| EXERCISE DETAILS |
Extract all records. Keep each one exact.

| RECORDS SHOWN |
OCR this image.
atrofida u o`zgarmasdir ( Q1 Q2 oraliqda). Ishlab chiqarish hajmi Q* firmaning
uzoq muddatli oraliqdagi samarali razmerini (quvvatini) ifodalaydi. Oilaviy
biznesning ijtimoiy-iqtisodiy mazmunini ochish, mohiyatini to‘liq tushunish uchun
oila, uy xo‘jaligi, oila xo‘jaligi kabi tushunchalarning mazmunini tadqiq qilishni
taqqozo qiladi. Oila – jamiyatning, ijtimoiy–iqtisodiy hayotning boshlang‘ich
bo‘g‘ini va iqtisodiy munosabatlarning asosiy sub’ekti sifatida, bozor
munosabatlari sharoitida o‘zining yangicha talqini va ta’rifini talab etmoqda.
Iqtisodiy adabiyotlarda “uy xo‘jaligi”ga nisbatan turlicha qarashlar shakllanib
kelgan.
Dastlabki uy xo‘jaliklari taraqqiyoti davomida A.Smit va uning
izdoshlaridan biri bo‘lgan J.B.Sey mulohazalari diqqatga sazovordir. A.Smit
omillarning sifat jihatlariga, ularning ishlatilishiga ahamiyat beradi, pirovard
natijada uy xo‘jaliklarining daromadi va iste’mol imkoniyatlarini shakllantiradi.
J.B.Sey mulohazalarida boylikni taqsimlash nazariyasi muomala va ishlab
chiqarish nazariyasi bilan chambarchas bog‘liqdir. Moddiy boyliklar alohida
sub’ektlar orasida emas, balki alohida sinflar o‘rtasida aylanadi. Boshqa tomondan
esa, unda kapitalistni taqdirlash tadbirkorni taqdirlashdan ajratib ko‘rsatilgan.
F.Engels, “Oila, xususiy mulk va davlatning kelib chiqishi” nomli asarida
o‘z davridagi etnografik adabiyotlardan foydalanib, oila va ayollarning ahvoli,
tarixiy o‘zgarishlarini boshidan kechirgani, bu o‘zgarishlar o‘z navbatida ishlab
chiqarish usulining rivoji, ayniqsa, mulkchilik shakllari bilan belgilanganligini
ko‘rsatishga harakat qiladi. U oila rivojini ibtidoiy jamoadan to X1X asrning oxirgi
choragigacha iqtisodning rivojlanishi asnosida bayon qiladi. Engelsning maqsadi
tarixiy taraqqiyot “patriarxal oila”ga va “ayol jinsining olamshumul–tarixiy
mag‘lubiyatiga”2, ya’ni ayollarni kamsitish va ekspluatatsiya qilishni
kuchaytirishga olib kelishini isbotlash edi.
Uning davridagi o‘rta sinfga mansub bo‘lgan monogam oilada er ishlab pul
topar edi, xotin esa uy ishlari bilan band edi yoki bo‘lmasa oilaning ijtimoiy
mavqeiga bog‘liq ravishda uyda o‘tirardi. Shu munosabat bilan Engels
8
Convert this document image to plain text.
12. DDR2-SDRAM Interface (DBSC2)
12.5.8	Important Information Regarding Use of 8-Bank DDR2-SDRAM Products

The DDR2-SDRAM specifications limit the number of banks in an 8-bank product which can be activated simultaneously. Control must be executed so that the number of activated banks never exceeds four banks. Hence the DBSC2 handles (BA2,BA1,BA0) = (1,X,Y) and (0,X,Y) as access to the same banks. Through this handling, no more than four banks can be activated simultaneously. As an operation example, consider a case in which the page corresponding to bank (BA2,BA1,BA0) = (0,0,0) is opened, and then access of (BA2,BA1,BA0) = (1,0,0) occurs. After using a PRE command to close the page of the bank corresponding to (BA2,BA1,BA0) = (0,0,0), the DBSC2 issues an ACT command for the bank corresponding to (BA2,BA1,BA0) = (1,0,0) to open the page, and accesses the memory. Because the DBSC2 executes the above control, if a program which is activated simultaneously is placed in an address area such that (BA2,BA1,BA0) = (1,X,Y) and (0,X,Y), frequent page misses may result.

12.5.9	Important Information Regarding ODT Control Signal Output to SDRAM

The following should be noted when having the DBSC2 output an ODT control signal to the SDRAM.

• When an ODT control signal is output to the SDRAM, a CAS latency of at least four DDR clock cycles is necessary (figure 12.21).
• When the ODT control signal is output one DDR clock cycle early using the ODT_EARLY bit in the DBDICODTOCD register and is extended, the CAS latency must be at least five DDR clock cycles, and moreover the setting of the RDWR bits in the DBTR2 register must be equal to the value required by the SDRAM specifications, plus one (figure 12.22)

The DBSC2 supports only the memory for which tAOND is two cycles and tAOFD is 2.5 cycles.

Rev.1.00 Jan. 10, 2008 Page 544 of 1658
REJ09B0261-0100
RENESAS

| SOLUTION BELOW |
OCR this image.
atrofida u o`zgarmasdir ( Q1 Q2 oraliqda). Ishlab chiqarish hajmi Q* firmaning
uzoq muddatli oraliqdagi samarali razmerini (quvvatini) ifodalaydi. Oilaviy
biznesning ijtimoiy-iqtisodiy mazmunini ochish, mohiyatini to‘liq tushunish uchun
oila, uy xo‘jaligi, oila xo‘jaligi kabi tushunchalarning mazmunini tadqiq qilishni
taqqozo qiladi. Oila – jamiyatning, ijtimoiy–iqtisodiy hayotning boshlang‘ich
bo‘g‘ini va iqtisodiy munosabatlarning asosiy sub’ekti sifatida, bozor
munosabatlari sharoitida o‘zining yangicha talqini va ta’rifini talab etmoqda.
Iqtisodiy adabiyotlarda “uy xo‘jaligi”ga nisbatan turlicha qarashlar shakllanib
kelgan.
Dastlabki uy xo‘jaliklari taraqqiyoti davomida A.Smit va uning
izdoshlaridan biri bo‘lgan J.B.Sey mulohazalari diqqatga sazovordir. A.Smit
omillarning sifat jihatlariga, ularning ishlatilishiga ahamiyat beradi, pirovard
natijada uy xo‘jaliklarining daromadi va iste’mol imkoniyatlarini shakllantiradi.
J.B.Sey mulohazalarida boylikni taqsimlash nazariyasi muomala va ishlab
chiqarish nazariyasi bilan chambarchas bog‘liqdir. Moddiy boyliklar alohida
sub’ektlar orasida emas, balki alohida sinflar o‘rtasida aylanadi. Boshqa tomondan
esa, unda kapitalistni taqdirlash tadbirkorni taqdirlashdan ajratib ko‘rsatilgan.
F.Engels, “Oila, xususiy mulk va davlatning kelib chiqishi” nomli asarida
o‘z davridagi etnografik adabiyotlardan foydalanib, oila va ayollarning ahvoli,
tarixiy o‘zgarishlarini boshidan kechirgani, bu o‘zgarishlar o‘z navbatida ishlab
chiqarish usulining rivoji, ayniqsa, mulkchilik shakllari bilan belgilanganligini
ko‘rsatishga harakat qiladi. U oila rivojini ibtidoiy jamoadan to X1X asrning oxirgi
choragigacha iqtisodning rivojlanishi asnosida bayon qiladi. Engelsning maqsadi
tarixiy taraqqiyot “patriarxal oila”ga va “ayol jinsining olamshumul–tarixiy
mag‘lubiyatiga”2, ya’ni ayollarni kamsitish va ekspluatatsiya qilishni
kuchaytirishga olib kelishini isbotlash edi.
Uning davridagi o‘rta sinfga mansub bo‘lgan monogam oilada er ishlab pul
topar edi, xotin esa uy ishlari bilan band edi yoki bo‘lmasa oilaning ijtimoiy
mavqeiga bog‘liq ravishda uyda o‘tirardi. Shu munosabat bilan Engels
8
Convert this document image to plain text.
12. DDR2-SDRAM Interface (DBSC2)
12.5.8	Important Information Regarding Use of 8-Bank DDR2-SDRAM Products

The DDR2-SDRAM specifications limit the number of banks in an 8-bank product which can be activated simultaneously. Control must be executed so that the number of activated banks never exceeds four banks. Hence the DBSC2 handles (BA2,BA1,BA0) = (1,X,Y) and (0,X,Y) as access to the same banks. Through this handling, no more than four banks can be activated simultaneously. As an operation example, consider a case in which the page corresponding to bank (BA2,BA1,BA0) = (0,0,0) is opened, and then access of (BA2,BA1,BA0) = (1,0,0) occurs. After using a PRE command to close the page of the bank corresponding to (BA2,BA1,BA0) = (0,0,0), the DBSC2 issues an ACT command for the bank corresponding to (BA2,BA1,BA0) = (1,0,0) to open the page, and accesses the memory. Because the DBSC2 executes the above control, if a program which is activated simultaneously is placed in an address area such that (BA2,BA1,BA0) = (1,X,Y) and (0,X,Y), frequent page misses may result.

12.5.9	Important Information Regarding ODT Control Signal Output to SDRAM

The following should be noted when having the DBSC2 output an ODT control signal to the SDRAM.

• When an ODT control signal is output to the SDRAM, a CAS latency of at least four DDR clock cycles is necessary (figure 12.21).
• When the ODT control signal is output one DDR clock cycle early using the ODT_EARLY bit in the DBDICODTOCD register and is extended, the CAS latency must be at least five DDR clock cycles, and moreover the setting of the RDWR bits in the DBTR2 register must be equal to the value required by the SDRAM specifications, plus one (figure 12.22)

The DBSC2 supports only the memory for which tAOND is two cycles and tAOFD is 2.5 cycles.

Rev.1.00 Jan. 10, 2008 Page 544 of 1658
REJ09B0261-0100
RENESAS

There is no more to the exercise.